-- Begin DATA LINES --

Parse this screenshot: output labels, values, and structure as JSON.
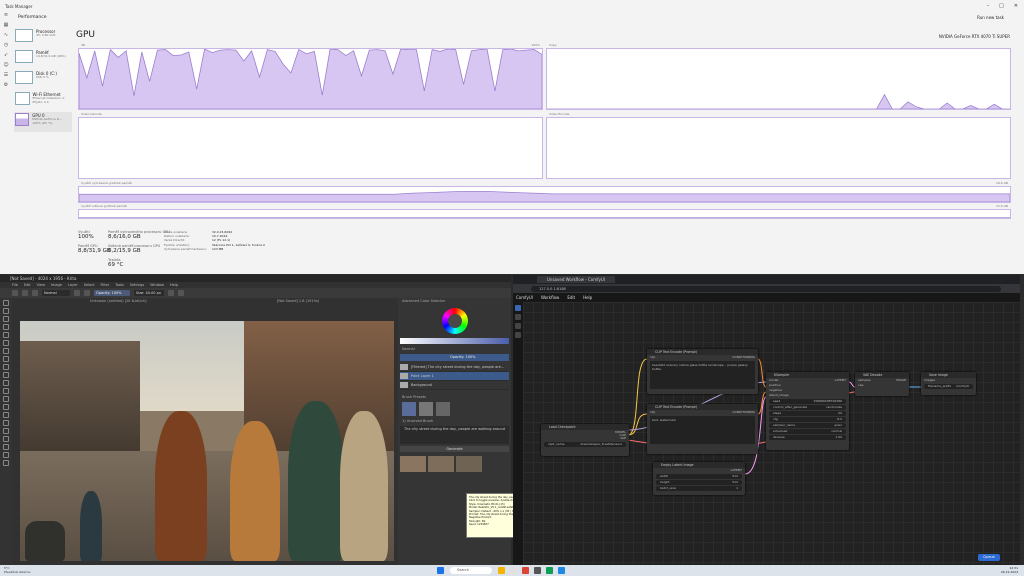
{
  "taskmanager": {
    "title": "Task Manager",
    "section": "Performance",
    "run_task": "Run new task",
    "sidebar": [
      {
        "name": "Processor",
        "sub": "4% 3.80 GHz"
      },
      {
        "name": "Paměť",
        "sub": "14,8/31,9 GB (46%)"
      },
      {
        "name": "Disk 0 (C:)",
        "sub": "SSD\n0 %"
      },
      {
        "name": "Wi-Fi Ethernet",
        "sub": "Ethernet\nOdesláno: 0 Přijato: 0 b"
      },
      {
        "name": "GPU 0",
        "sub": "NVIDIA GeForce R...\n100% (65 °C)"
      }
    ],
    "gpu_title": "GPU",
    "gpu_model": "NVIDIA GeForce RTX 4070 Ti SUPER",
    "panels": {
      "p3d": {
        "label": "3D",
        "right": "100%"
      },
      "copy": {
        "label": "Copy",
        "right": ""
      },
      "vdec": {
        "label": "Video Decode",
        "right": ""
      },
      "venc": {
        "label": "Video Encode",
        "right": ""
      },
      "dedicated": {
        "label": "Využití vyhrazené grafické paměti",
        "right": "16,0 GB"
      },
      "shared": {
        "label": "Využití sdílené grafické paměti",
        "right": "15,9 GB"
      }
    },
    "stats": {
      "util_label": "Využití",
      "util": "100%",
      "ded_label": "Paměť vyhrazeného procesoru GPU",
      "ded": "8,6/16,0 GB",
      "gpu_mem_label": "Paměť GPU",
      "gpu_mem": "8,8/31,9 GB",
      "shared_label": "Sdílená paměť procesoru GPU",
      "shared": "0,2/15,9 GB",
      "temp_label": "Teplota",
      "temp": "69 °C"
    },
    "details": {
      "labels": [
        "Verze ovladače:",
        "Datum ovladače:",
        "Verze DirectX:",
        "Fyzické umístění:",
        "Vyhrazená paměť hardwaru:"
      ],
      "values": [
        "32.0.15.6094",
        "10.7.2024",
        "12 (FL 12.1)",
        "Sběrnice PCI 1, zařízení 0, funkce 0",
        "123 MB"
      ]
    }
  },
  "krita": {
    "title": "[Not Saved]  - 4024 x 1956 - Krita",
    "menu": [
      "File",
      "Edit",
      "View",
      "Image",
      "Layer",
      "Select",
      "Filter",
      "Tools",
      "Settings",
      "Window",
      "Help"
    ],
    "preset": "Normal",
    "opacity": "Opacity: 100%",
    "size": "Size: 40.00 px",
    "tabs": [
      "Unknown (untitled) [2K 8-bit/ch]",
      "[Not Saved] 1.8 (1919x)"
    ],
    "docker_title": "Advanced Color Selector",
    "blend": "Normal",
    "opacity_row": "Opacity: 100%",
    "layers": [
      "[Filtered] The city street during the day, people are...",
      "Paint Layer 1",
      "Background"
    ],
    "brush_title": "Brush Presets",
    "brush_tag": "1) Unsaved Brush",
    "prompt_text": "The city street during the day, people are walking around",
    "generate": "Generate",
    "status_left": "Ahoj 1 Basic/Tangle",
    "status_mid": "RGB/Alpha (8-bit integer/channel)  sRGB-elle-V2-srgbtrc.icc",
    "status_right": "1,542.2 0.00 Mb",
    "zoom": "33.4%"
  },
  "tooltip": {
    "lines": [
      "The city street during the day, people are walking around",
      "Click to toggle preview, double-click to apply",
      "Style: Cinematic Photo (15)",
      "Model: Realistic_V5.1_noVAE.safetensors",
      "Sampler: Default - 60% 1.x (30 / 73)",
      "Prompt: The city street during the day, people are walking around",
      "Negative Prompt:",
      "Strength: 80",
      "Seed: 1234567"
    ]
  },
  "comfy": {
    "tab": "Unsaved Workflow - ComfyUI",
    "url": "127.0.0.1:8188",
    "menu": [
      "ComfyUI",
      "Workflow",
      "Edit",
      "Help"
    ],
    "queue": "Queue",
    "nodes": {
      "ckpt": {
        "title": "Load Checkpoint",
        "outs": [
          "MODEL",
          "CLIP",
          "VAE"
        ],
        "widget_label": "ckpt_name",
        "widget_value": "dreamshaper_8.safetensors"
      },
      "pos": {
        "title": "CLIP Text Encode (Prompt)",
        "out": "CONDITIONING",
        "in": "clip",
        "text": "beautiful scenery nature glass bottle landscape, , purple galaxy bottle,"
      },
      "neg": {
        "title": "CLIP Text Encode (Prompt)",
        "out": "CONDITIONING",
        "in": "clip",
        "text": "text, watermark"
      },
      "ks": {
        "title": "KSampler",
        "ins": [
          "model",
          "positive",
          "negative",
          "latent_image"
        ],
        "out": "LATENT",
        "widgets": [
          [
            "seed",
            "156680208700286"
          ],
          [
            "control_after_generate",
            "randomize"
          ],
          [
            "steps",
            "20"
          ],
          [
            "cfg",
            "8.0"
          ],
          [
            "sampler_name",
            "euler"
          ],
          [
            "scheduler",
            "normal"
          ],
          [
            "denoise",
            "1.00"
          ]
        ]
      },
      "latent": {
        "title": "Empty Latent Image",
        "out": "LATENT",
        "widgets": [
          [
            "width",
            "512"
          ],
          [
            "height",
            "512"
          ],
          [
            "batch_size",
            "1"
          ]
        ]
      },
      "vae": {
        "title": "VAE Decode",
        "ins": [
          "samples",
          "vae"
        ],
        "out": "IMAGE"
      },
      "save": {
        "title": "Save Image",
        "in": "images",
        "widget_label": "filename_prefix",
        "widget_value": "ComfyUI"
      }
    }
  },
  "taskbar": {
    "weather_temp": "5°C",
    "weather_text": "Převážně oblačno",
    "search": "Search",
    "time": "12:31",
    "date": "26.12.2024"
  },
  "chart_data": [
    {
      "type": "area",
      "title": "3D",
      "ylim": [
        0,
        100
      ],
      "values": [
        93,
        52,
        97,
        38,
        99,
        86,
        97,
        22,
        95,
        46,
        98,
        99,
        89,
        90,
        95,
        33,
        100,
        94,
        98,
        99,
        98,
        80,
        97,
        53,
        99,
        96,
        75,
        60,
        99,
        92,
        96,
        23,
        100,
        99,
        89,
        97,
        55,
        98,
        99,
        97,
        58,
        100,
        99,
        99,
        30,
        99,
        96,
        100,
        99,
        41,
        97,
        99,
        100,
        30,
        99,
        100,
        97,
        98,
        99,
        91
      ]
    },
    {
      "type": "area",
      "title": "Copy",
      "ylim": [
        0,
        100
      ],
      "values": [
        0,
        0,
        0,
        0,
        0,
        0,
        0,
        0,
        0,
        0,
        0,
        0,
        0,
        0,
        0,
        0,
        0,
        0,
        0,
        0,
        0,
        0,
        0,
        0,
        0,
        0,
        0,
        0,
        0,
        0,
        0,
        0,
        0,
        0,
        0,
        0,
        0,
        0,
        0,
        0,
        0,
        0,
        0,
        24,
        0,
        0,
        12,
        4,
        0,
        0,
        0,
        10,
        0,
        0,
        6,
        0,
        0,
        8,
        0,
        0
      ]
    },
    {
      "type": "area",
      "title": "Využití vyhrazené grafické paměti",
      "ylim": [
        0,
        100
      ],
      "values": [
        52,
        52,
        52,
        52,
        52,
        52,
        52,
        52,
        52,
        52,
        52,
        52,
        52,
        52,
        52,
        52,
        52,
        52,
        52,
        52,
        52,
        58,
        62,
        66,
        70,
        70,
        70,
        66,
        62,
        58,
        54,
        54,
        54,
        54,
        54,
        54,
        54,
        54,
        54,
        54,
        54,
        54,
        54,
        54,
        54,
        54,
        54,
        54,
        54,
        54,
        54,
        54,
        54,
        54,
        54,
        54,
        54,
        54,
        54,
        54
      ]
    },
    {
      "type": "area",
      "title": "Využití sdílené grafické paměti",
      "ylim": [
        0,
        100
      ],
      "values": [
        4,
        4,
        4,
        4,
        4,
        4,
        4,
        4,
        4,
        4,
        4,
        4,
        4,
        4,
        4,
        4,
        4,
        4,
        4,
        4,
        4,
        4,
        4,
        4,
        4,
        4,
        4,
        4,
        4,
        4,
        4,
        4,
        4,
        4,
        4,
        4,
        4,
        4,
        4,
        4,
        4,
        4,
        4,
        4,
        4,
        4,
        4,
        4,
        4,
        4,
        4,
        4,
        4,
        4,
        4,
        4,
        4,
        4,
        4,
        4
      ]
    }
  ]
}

-- End DATA LINES --
-- Begin DATA LINES --

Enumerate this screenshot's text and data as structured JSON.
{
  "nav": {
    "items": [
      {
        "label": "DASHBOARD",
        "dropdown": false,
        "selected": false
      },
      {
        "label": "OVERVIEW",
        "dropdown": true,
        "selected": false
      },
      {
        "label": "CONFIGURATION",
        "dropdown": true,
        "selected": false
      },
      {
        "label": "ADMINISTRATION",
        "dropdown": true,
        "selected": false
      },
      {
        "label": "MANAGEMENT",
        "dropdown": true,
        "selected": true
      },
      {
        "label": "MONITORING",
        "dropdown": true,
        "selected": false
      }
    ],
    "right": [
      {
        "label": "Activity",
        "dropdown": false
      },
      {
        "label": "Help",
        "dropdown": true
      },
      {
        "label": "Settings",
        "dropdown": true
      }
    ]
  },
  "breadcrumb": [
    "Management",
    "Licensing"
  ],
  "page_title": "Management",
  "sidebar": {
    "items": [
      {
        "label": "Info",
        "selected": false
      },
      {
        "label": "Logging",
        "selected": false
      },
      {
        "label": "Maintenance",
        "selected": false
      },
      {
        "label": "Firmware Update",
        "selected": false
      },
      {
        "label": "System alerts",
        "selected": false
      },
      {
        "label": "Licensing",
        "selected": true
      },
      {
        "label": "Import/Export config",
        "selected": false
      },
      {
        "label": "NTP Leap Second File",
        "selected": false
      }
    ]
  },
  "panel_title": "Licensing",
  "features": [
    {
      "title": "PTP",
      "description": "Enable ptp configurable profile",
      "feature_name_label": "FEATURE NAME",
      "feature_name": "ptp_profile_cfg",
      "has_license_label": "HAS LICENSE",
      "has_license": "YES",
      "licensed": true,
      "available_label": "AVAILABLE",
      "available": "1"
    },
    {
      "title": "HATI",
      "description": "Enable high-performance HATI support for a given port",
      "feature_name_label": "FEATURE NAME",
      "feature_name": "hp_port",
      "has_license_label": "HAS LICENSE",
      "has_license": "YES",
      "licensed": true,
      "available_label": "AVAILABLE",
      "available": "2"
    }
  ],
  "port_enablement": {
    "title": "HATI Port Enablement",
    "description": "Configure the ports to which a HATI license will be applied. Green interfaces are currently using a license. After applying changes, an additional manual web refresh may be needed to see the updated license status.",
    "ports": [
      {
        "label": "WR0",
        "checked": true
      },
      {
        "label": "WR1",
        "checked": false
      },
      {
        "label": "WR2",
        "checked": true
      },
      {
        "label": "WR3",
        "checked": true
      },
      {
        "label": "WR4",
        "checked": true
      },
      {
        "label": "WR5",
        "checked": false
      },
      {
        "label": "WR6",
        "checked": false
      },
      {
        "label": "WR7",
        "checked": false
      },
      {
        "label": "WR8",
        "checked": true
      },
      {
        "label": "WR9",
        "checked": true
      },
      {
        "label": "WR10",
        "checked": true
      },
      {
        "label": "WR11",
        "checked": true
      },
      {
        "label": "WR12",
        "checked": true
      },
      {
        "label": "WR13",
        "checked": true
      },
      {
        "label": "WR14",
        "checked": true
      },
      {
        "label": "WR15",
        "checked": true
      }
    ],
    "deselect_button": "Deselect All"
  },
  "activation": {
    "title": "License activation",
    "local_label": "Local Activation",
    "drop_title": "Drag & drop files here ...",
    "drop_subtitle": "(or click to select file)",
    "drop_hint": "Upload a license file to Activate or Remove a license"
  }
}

-- End DATA LINES --

▶ _EXERCISE REQUIREMENTS_
Keep only the lines that hold the string "grafické", and copy them out.

▶ _EXERCISE RESULT_
        "label": "Využití vyhrazené grafické paměti",
        "label": "Využití sdílené grafické paměti",
      "title": "Využití vyhrazené grafické paměti",
      "title": "Využití sdílené grafické paměti",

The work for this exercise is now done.